* TASK PROMPT: Please write out, word for word, the passage of the LDAP migration thread starting with "As the /etc/shadow" and going on through "problems with that.".

* SELECTED EXCERPT:
------
In your migration script you can check the length of the password field in 
/etc/shadow, and if it's the right length prepend a '{CRYPT}' string to it. Of 
course this assumes that user authentication will be checked with a directory 
bind, not a directory search/compare.
 
 I will keep digging, thanks again Chris!
 
 Gerardo
 
 
 



migrating from (old) /etc/shadow to LDAP

2011-09-20 Thread Gerardo Herzig
Hi all. Im migrating the /etc/shadow accounts to an LDAP enviroment.

As the /etc/shadow containing server has suffered several upgrades,
there is more than one crypto mechanism applied.

Some entries are in the form $2a$10$. this is an {CRYPT} entry, and
have no problems with that.

Others (the oldest ones) doesn't seem to have a prefix at all. There are
short strings like 
bHwTgdCTnfpco
lJvWLr8sfW.Hg
and so on...

I tried with {MD5}, {SHA} + encrypted password with no luck.

Any one knows which crypto mechanism is applied here? I think they are
from an old Suse 9.1 (not the Enterprise Server Edition, the realy old
SuSE 9.1)

Thanks!

Gerardo



Re: migrating from (old) /etc/shadow to LDAP

2011-09-20 Thread Christopher Wood
On Tue, Sep 20, 2011 at 05:57:29PM -0300, Gerardo Herzig wrote:
 Hi all. Im migrating the /etc/shadow accounts to an LDAP enviroment.
------
* DATA PROVIDED:
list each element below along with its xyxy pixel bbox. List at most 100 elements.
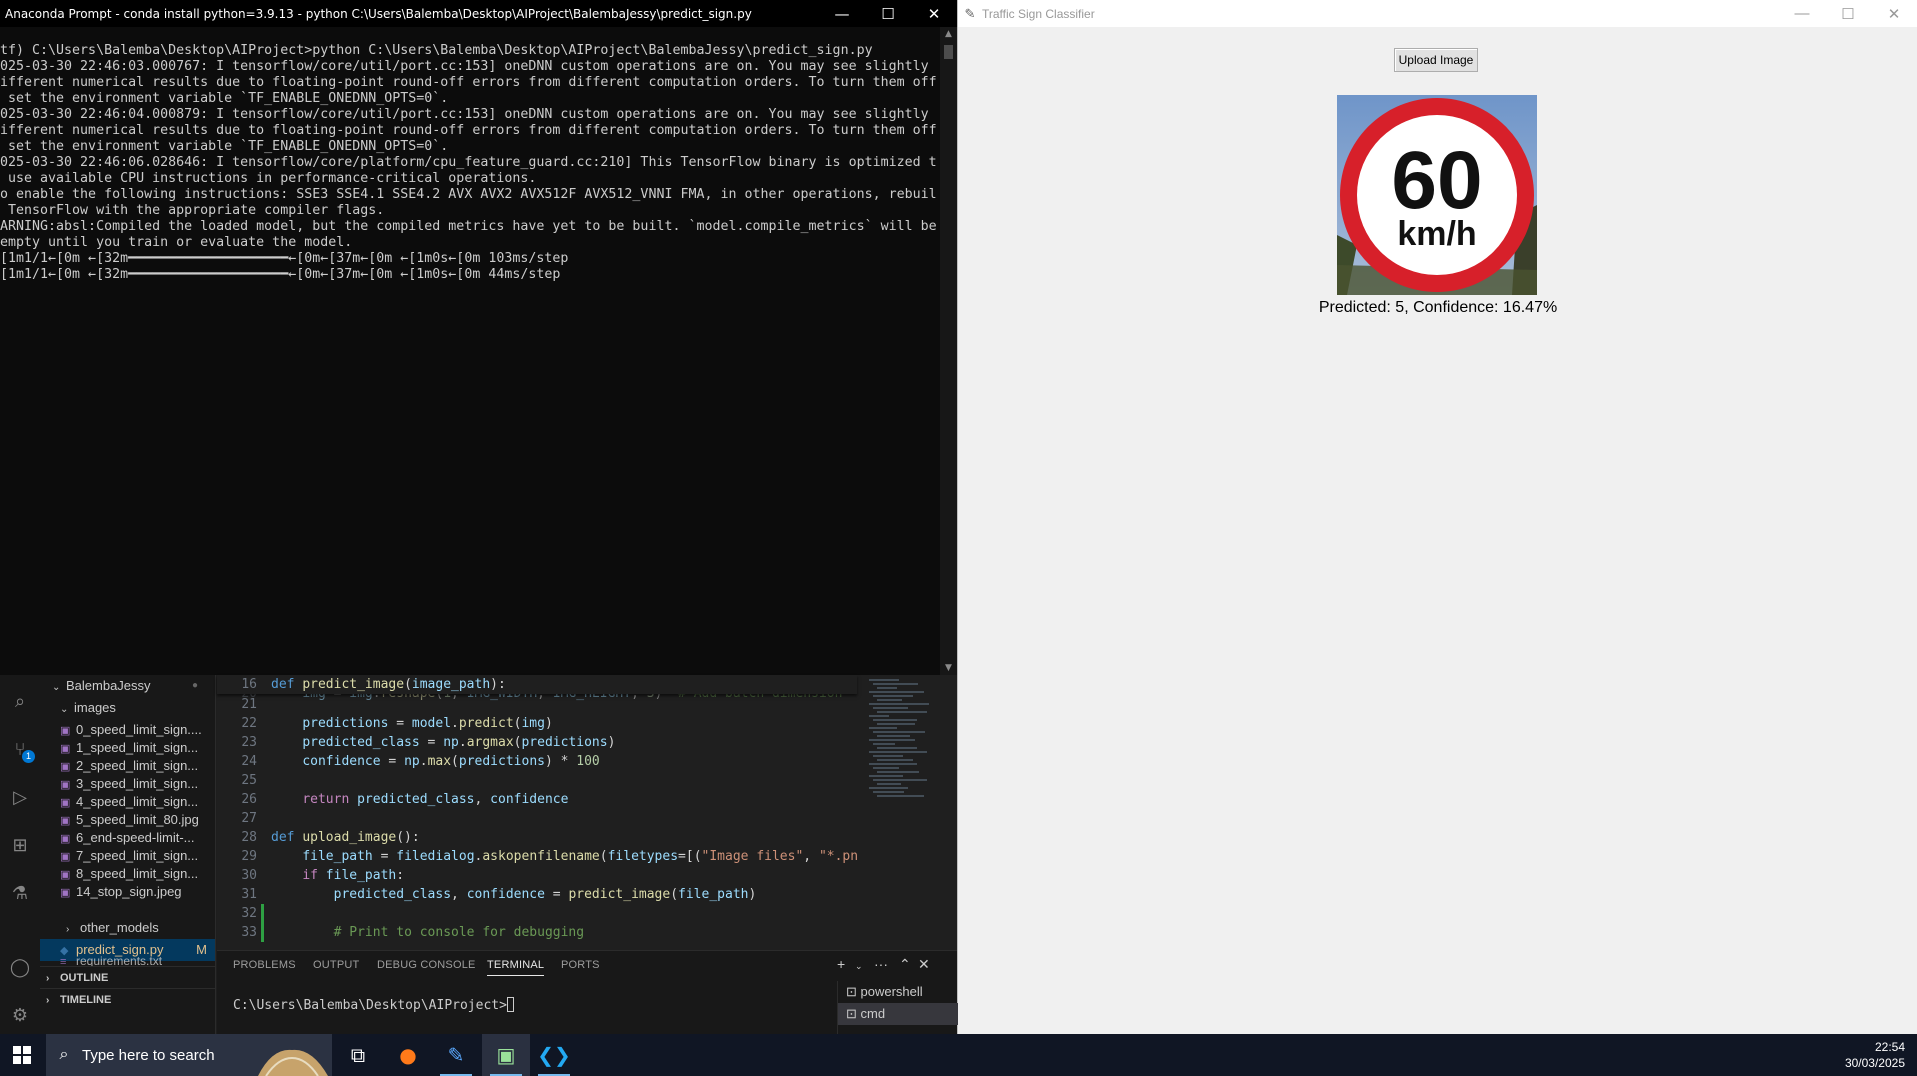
------
* TASK OUTPUT:
As the /etc/shadow containing server has suffered several upgrades,
there is more than one crypto mechanism applied.

Some entries are in the form $2a$10$. this is an {CRYPT} entry, and
have no problems with that.